Items from a figure collection
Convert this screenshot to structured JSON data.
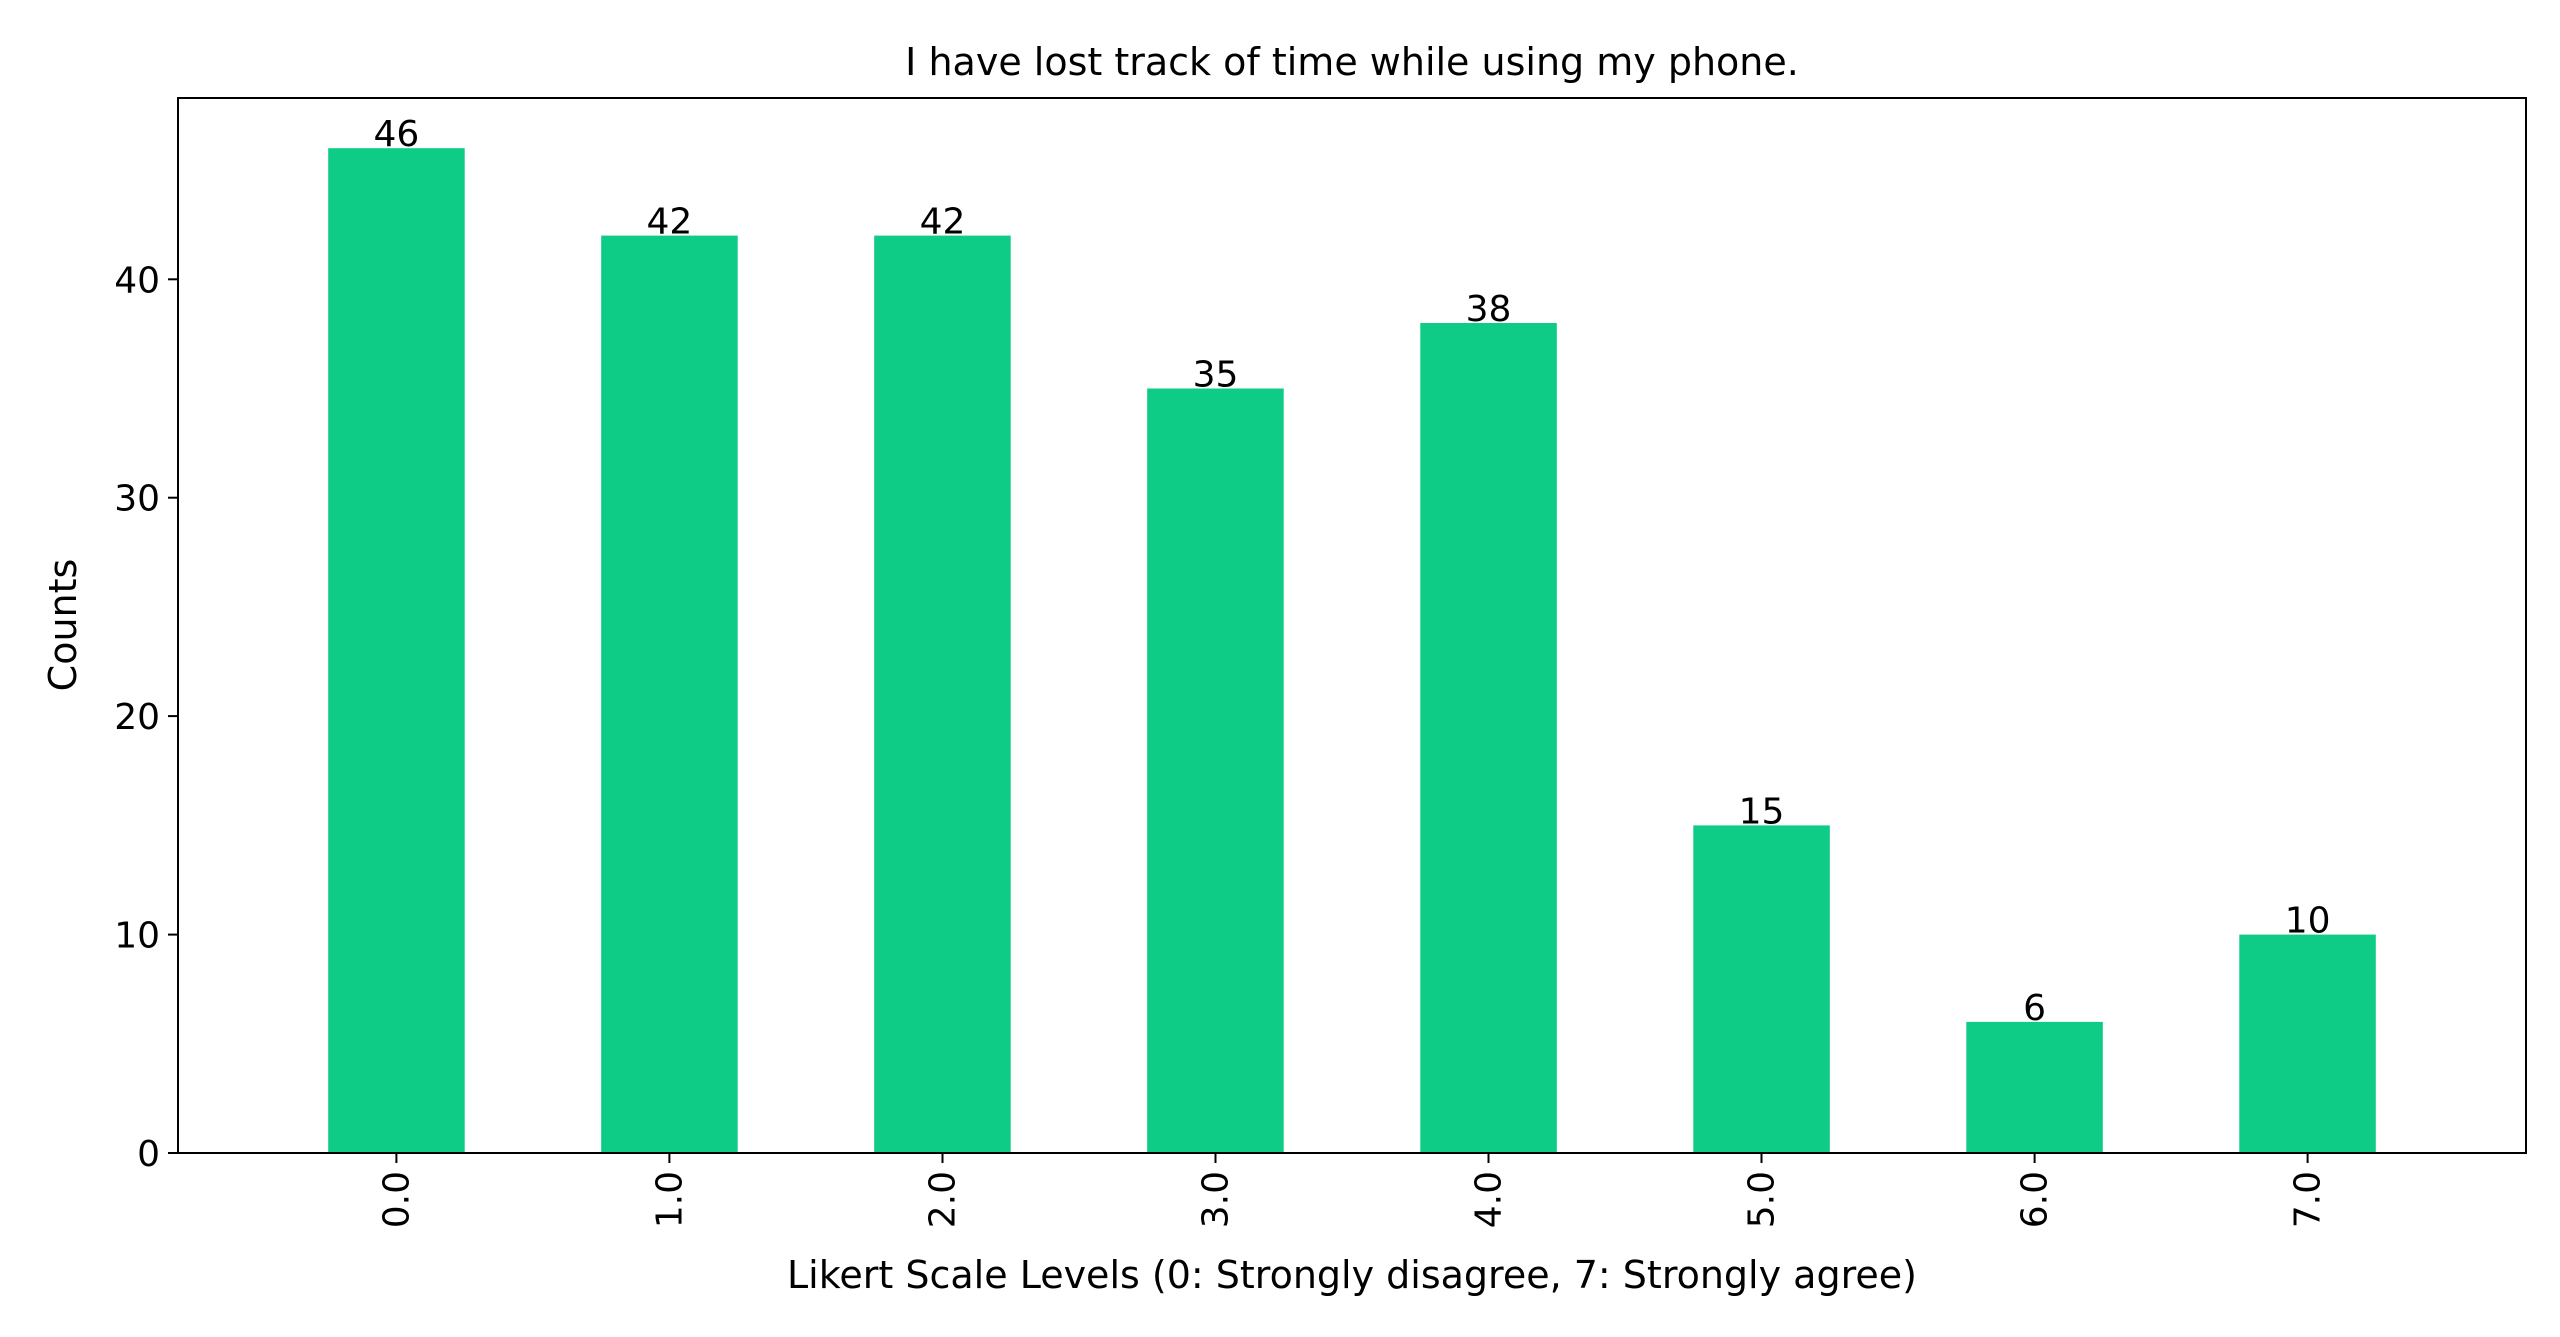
{
  "colors": {
    "bar": "#0ecb85",
    "axis": "#000000",
    "text": "#000000",
    "background": "#ffffff"
  },
  "chart_data": {
    "type": "bar",
    "title": "I have lost track of time while using my phone.",
    "xlabel": "Likert Scale Levels (0: Strongly disagree, 7: Strongly agree)",
    "ylabel": "Counts",
    "categories": [
      "0.0",
      "1.0",
      "2.0",
      "3.0",
      "4.0",
      "5.0",
      "6.0",
      "7.0"
    ],
    "values": [
      46,
      42,
      42,
      35,
      38,
      15,
      6,
      10
    ],
    "data_labels": [
      "46",
      "42",
      "42",
      "35",
      "38",
      "15",
      "6",
      "10"
    ],
    "ylim": [
      0,
      48.3
    ],
    "yticks": [
      0,
      10,
      20,
      30,
      40
    ],
    "ytick_labels": [
      "0",
      "10",
      "20",
      "30",
      "40"
    ],
    "xtick_rotation": "vertical",
    "grid": false,
    "legend": "none"
  }
}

SHORT EXERCISE>
Reproduce the records verbatim, omitting all images they contain.

ANSWER FOR THE TASK>
Convert this screenshot to structured JSON data.
{
  "colors": {
    "bar": "#0ecb85",
    "axis": "#000000",
    "text": "#000000",
    "background": "#ffffff"
  },
  "chart_data": {
    "type": "bar",
    "title": "I have lost track of time while using my phone.",
    "xlabel": "Likert Scale Levels (0: Strongly disagree, 7: Strongly agree)",
    "ylabel": "Counts",
    "categories": [
      "0.0",
      "1.0",
      "2.0",
      "3.0",
      "4.0",
      "5.0",
      "6.0",
      "7.0"
    ],
    "values": [
      46,
      42,
      42,
      35,
      38,
      15,
      6,
      10
    ],
    "data_labels": [
      "46",
      "42",
      "42",
      "35",
      "38",
      "15",
      "6",
      "10"
    ],
    "ylim": [
      0,
      48.3
    ],
    "yticks": [
      0,
      10,
      20,
      30,
      40
    ],
    "ytick_labels": [
      "0",
      "10",
      "20",
      "30",
      "40"
    ],
    "xtick_rotation": "vertical",
    "grid": false,
    "legend": "none"
  }
}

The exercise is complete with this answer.